----- Task data

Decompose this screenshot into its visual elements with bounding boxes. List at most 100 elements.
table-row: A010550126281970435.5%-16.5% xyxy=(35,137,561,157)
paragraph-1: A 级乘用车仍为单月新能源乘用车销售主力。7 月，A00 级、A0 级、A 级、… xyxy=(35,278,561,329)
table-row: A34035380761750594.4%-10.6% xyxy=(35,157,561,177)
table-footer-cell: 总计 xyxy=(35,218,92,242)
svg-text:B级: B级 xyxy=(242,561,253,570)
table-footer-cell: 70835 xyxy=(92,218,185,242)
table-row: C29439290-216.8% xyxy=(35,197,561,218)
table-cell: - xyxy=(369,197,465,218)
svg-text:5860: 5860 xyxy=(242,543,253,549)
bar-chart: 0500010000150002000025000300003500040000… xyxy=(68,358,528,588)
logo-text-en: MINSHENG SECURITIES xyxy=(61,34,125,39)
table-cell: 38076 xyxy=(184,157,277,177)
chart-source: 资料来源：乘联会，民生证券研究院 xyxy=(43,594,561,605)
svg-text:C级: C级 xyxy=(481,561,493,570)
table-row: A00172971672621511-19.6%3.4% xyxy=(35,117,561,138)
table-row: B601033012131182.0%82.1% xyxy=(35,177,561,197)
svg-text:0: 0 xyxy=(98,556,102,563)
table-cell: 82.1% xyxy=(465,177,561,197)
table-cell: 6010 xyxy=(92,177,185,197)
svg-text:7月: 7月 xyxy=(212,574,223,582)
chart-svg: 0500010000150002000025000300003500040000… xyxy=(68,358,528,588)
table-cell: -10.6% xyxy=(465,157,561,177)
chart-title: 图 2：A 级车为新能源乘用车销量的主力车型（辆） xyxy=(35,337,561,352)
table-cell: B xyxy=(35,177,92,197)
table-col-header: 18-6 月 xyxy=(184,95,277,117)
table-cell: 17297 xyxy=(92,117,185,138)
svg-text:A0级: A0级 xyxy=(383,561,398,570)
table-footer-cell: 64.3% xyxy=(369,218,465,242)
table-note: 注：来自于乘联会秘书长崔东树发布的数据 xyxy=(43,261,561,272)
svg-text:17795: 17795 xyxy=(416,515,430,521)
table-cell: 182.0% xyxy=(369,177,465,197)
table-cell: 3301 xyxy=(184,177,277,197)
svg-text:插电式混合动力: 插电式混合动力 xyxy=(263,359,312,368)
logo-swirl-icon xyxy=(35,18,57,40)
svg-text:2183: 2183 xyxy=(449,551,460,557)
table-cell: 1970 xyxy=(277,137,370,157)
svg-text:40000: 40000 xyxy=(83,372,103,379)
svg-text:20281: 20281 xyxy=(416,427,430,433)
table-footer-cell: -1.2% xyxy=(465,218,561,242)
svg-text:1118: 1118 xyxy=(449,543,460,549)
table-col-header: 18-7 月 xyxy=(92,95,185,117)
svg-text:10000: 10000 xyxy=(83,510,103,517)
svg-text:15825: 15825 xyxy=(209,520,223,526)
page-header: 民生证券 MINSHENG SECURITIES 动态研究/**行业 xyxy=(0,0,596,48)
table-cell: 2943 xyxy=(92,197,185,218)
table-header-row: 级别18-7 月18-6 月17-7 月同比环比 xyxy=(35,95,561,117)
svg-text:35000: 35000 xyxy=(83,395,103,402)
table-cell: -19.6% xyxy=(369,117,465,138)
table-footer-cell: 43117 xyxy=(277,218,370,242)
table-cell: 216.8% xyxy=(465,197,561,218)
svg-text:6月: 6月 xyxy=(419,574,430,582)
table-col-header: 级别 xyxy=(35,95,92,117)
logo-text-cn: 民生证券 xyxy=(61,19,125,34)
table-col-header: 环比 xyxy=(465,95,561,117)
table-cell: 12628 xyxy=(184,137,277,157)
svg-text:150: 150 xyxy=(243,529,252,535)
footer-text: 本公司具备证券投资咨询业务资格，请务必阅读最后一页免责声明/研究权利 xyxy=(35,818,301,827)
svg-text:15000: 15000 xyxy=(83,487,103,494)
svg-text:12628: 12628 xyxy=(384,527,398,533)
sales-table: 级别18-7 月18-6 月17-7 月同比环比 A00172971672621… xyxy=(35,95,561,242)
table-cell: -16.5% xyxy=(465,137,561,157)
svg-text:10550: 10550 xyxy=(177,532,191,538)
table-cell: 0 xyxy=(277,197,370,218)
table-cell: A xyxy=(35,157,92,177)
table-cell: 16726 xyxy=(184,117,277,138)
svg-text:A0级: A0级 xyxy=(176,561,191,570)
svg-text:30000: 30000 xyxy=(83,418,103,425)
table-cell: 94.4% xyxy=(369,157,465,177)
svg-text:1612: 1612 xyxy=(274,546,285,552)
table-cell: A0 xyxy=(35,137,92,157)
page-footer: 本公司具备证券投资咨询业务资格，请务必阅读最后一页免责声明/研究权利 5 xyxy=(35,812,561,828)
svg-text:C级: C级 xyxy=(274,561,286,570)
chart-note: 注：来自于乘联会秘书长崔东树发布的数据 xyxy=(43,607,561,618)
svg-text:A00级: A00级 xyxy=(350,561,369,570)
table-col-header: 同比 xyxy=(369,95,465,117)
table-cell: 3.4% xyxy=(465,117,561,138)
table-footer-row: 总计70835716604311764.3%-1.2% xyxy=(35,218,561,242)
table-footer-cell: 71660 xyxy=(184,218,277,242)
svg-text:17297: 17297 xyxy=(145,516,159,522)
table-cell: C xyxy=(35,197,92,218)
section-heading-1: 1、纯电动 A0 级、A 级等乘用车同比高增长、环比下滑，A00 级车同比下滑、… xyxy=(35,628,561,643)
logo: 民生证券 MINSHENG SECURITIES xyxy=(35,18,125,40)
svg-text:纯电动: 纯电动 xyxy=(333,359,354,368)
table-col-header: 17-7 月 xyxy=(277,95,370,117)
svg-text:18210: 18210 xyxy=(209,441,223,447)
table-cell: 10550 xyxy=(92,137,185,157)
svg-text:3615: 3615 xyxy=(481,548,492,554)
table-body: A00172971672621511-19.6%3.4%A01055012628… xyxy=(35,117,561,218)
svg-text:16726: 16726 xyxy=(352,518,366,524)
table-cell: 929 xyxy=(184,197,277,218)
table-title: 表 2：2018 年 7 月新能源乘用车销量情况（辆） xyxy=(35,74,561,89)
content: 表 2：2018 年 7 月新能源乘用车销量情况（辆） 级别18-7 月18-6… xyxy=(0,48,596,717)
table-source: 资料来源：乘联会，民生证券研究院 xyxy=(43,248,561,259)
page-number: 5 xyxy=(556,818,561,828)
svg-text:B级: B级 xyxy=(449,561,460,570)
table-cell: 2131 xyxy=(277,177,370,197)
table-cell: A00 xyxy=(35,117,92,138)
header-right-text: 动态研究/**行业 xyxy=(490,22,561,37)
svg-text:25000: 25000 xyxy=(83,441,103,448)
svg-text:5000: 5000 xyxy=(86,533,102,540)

----------

Reproduce all of the material above line for line, keeping every character unchanged.

> [Task output]
Decompose this screenshot into its visual elements with bounding boxes. List at most 100 elements.
table-row: A010550126281970435.5%-16.5% xyxy=(35,137,561,157)
paragraph-1: A 级乘用车仍为单月新能源乘用车销售主力。7 月，A00 级、A0 级、A 级、… xyxy=(35,278,561,329)
table-row: A34035380761750594.4%-10.6% xyxy=(35,157,561,177)
table-footer-cell: 总计 xyxy=(35,218,92,242)
svg-text:B级: B级 xyxy=(242,561,253,570)
table-footer-cell: 70835 xyxy=(92,218,185,242)
table-row: C29439290-216.8% xyxy=(35,197,561,218)
table-cell: - xyxy=(369,197,465,218)
svg-text:5860: 5860 xyxy=(242,543,253,549)
bar-chart: 0500010000150002000025000300003500040000… xyxy=(68,358,528,588)
logo-text-en: MINSHENG SECURITIES xyxy=(61,34,125,39)
table-cell: 38076 xyxy=(184,157,277,177)
chart-source: 资料来源：乘联会，民生证券研究院 xyxy=(43,594,561,605)
svg-text:C级: C级 xyxy=(481,561,493,570)
table-row: A00172971672621511-19.6%3.4% xyxy=(35,117,561,138)
table-row: B601033012131182.0%82.1% xyxy=(35,177,561,197)
svg-text:0: 0 xyxy=(98,556,102,563)
table-cell: 82.1% xyxy=(465,177,561,197)
table-cell: 6010 xyxy=(92,177,185,197)
svg-text:7月: 7月 xyxy=(212,574,223,582)
chart-svg: 0500010000150002000025000300003500040000… xyxy=(68,358,528,588)
table-cell: -10.6% xyxy=(465,157,561,177)
chart-title: 图 2：A 级车为新能源乘用车销量的主力车型（辆） xyxy=(35,337,561,352)
table-cell: B xyxy=(35,177,92,197)
table-col-header: 18-6 月 xyxy=(184,95,277,117)
table-cell: 17297 xyxy=(92,117,185,138)
svg-text:A0级: A0级 xyxy=(383,561,398,570)
table-footer-cell: 64.3% xyxy=(369,218,465,242)
table-note: 注：来自于乘联会秘书长崔东树发布的数据 xyxy=(43,261,561,272)
svg-text:17795: 17795 xyxy=(416,515,430,521)
table-cell: 182.0% xyxy=(369,177,465,197)
table-cell: 3301 xyxy=(184,177,277,197)
svg-text:插电式混合动力: 插电式混合动力 xyxy=(263,359,312,368)
logo-swirl-icon xyxy=(35,18,57,40)
svg-text:2183: 2183 xyxy=(449,551,460,557)
table-cell: 1970 xyxy=(277,137,370,157)
svg-text:40000: 40000 xyxy=(83,372,103,379)
svg-text:20281: 20281 xyxy=(416,427,430,433)
table-footer-cell: -1.2% xyxy=(465,218,561,242)
svg-text:1118: 1118 xyxy=(449,543,460,549)
table-col-header: 18-7 月 xyxy=(92,95,185,117)
svg-text:10000: 10000 xyxy=(83,510,103,517)
svg-text:15825: 15825 xyxy=(209,520,223,526)
page-header: 民生证券 MINSHENG SECURITIES 动态研究/**行业 xyxy=(0,0,596,48)
table-cell: 2943 xyxy=(92,197,185,218)
table-header-row: 级别18-7 月18-6 月17-7 月同比环比 xyxy=(35,95,561,117)
svg-text:35000: 35000 xyxy=(83,395,103,402)
table-cell: -19.6% xyxy=(369,117,465,138)
table-footer-cell: 43117 xyxy=(277,218,370,242)
table-cell: 216.8% xyxy=(465,197,561,218)
svg-text:6月: 6月 xyxy=(419,574,430,582)
table-col-header: 级别 xyxy=(35,95,92,117)
logo-text-cn: 民生证券 xyxy=(61,19,125,34)
table-col-header: 环比 xyxy=(465,95,561,117)
table-cell: 12628 xyxy=(184,137,277,157)
svg-text:150: 150 xyxy=(243,529,252,535)
footer-text: 本公司具备证券投资咨询业务资格，请务必阅读最后一页免责声明/研究权利 xyxy=(35,818,301,827)
svg-text:15000: 15000 xyxy=(83,487,103,494)
svg-text:12628: 12628 xyxy=(384,527,398,533)
sales-table: 级别18-7 月18-6 月17-7 月同比环比 A00172971672621… xyxy=(35,95,561,242)
table-cell: -16.5% xyxy=(465,137,561,157)
svg-text:10550: 10550 xyxy=(177,532,191,538)
table-cell: 0 xyxy=(277,197,370,218)
table-cell: A xyxy=(35,157,92,177)
table-cell: 16726 xyxy=(184,117,277,138)
svg-text:A0级: A0级 xyxy=(176,561,191,570)
svg-text:30000: 30000 xyxy=(83,418,103,425)
table-cell: 94.4% xyxy=(369,157,465,177)
svg-text:1612: 1612 xyxy=(274,546,285,552)
table-cell: A0 xyxy=(35,137,92,157)
page-footer: 本公司具备证券投资咨询业务资格，请务必阅读最后一页免责声明/研究权利 5 xyxy=(35,812,561,828)
svg-text:C级: C级 xyxy=(274,561,286,570)
chart-note: 注：来自于乘联会秘书长崔东树发布的数据 xyxy=(43,607,561,618)
svg-text:A00级: A00级 xyxy=(350,561,369,570)
table-col-header: 同比 xyxy=(369,95,465,117)
table-cell: 3.4% xyxy=(465,117,561,138)
table-footer-row: 总计70835716604311764.3%-1.2% xyxy=(35,218,561,242)
table-footer-cell: 71660 xyxy=(184,218,277,242)
svg-text:17297: 17297 xyxy=(145,516,159,522)
table-cell: C xyxy=(35,197,92,218)
section-heading-1: 1、纯电动 A0 级、A 级等乘用车同比高增长、环比下滑，A00 级车同比下滑、… xyxy=(35,628,561,643)
logo: 民生证券 MINSHENG SECURITIES xyxy=(35,18,125,40)
svg-text:纯电动: 纯电动 xyxy=(333,359,354,368)
table-col-header: 17-7 月 xyxy=(277,95,370,117)
svg-text:18210: 18210 xyxy=(209,441,223,447)
table-cell: 10550 xyxy=(92,137,185,157)
svg-text:3615: 3615 xyxy=(481,548,492,554)
table-body: A00172971672621511-19.6%3.4%A01055012628… xyxy=(35,117,561,218)
svg-text:16726: 16726 xyxy=(352,518,366,524)
table-cell: 929 xyxy=(184,197,277,218)
table-title: 表 2：2018 年 7 月新能源乘用车销量情况（辆） xyxy=(35,74,561,89)
content: 表 2：2018 年 7 月新能源乘用车销量情况（辆） 级别18-7 月18-6… xyxy=(0,48,596,717)
table-source: 资料来源：乘联会，民生证券研究院 xyxy=(43,248,561,259)
page-number: 5 xyxy=(556,818,561,828)
svg-text:B级: B级 xyxy=(449,561,460,570)
table-cell: 2131 xyxy=(277,177,370,197)
table-cell: A00 xyxy=(35,117,92,138)
header-right-text: 动态研究/**行业 xyxy=(490,22,561,37)
svg-text:25000: 25000 xyxy=(83,441,103,448)
svg-text:5000: 5000 xyxy=(86,533,102,540)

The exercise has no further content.